● CHALLENGE
The records below must be copied in full; omit the images.
— begin MATERIAL FOR THIS EXERCISE —
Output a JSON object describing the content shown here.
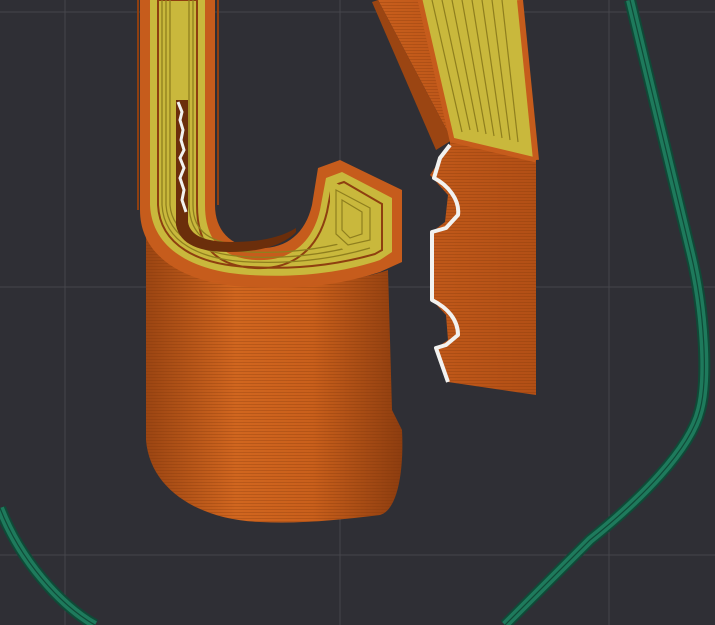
{
  "viewport": {
    "kind": "3d-slicer-preview",
    "background_color": "#2f2f35",
    "grid_line_color": "#45454c",
    "grid_visible": true
  },
  "colors": {
    "perimeter": "#c65c1c",
    "perimeter_dark": "#8e3f10",
    "perimeter_light": "#d9742c",
    "infill": "#c9b83c",
    "infill_line": "#8f7f1e",
    "support_interface": "#f2f2f0",
    "skirt": "#1e7a5c",
    "skirt_outline": "#0f4a37"
  },
  "objects": [
    {
      "name": "left-part",
      "kind": "hook-shaped-printed-part"
    },
    {
      "name": "right-part",
      "kind": "slanted-bar-printed-part"
    },
    {
      "name": "skirt",
      "kind": "skirt-brim-outline"
    }
  ]
}
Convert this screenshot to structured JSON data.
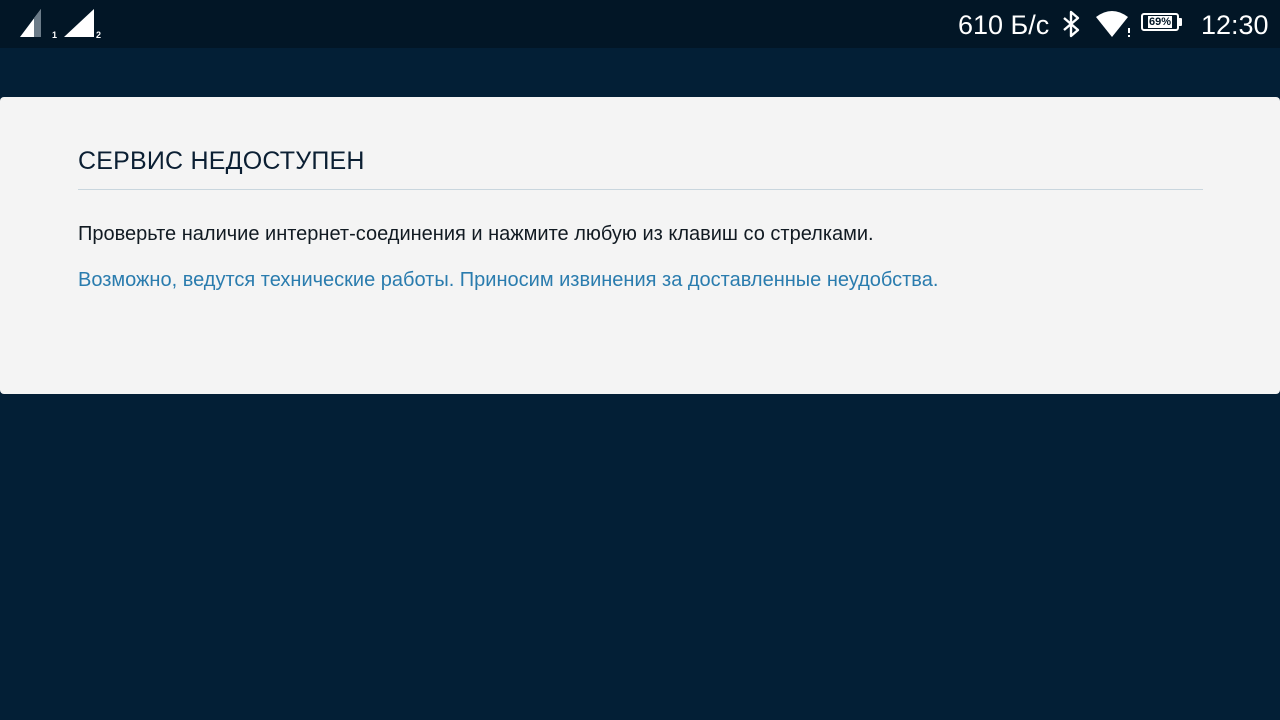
{
  "status_bar": {
    "sim1_label": "1",
    "sim2_label": "2",
    "net_speed": "610 Б/с",
    "battery_percent": "69%",
    "battery_level": 0.69,
    "time": "12:30",
    "icons": [
      "signal-sim1-icon",
      "signal-sim2-icon",
      "bluetooth-icon",
      "wifi-icon",
      "battery-icon"
    ]
  },
  "error_panel": {
    "title": "СЕРВИС НЕДОСТУПЕН",
    "message": "Проверьте наличие интернет-соединения и нажмите любую из клавиш со стрелками.",
    "note": "Возможно, ведутся технические работы. Приносим извинения за доставленные неудобства."
  },
  "colors": {
    "background": "#031f36",
    "status_bar": "#021626",
    "panel": "#f4f4f4",
    "title_text": "#0b1f33",
    "note_text": "#2a7cae"
  }
}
— end MATERIAL FOR THIS EXERCISE —
● THE COMPLETED TASK
Output a JSON object describing the content shown here.
{
  "viewport": {
    "kind": "3d-slicer-preview",
    "background_color": "#2f2f35",
    "grid_line_color": "#45454c",
    "grid_visible": true
  },
  "colors": {
    "perimeter": "#c65c1c",
    "perimeter_dark": "#8e3f10",
    "perimeter_light": "#d9742c",
    "infill": "#c9b83c",
    "infill_line": "#8f7f1e",
    "support_interface": "#f2f2f0",
    "skirt": "#1e7a5c",
    "skirt_outline": "#0f4a37"
  },
  "objects": [
    {
      "name": "left-part",
      "kind": "hook-shaped-printed-part"
    },
    {
      "name": "right-part",
      "kind": "slanted-bar-printed-part"
    },
    {
      "name": "skirt",
      "kind": "skirt-brim-outline"
    }
  ]
}
Convert this screenshot to structured JSON data.
{
  "status_bar": {
    "sim1_label": "1",
    "sim2_label": "2",
    "net_speed": "610 Б/с",
    "battery_percent": "69%",
    "battery_level": 0.69,
    "time": "12:30",
    "icons": [
      "signal-sim1-icon",
      "signal-sim2-icon",
      "bluetooth-icon",
      "wifi-icon",
      "battery-icon"
    ]
  },
  "error_panel": {
    "title": "СЕРВИС НЕДОСТУПЕН",
    "message": "Проверьте наличие интернет-соединения и нажмите любую из клавиш со стрелками.",
    "note": "Возможно, ведутся технические работы. Приносим извинения за доставленные неудобства."
  },
  "colors": {
    "background": "#031f36",
    "status_bar": "#021626",
    "panel": "#f4f4f4",
    "title_text": "#0b1f33",
    "note_text": "#2a7cae"
  }
}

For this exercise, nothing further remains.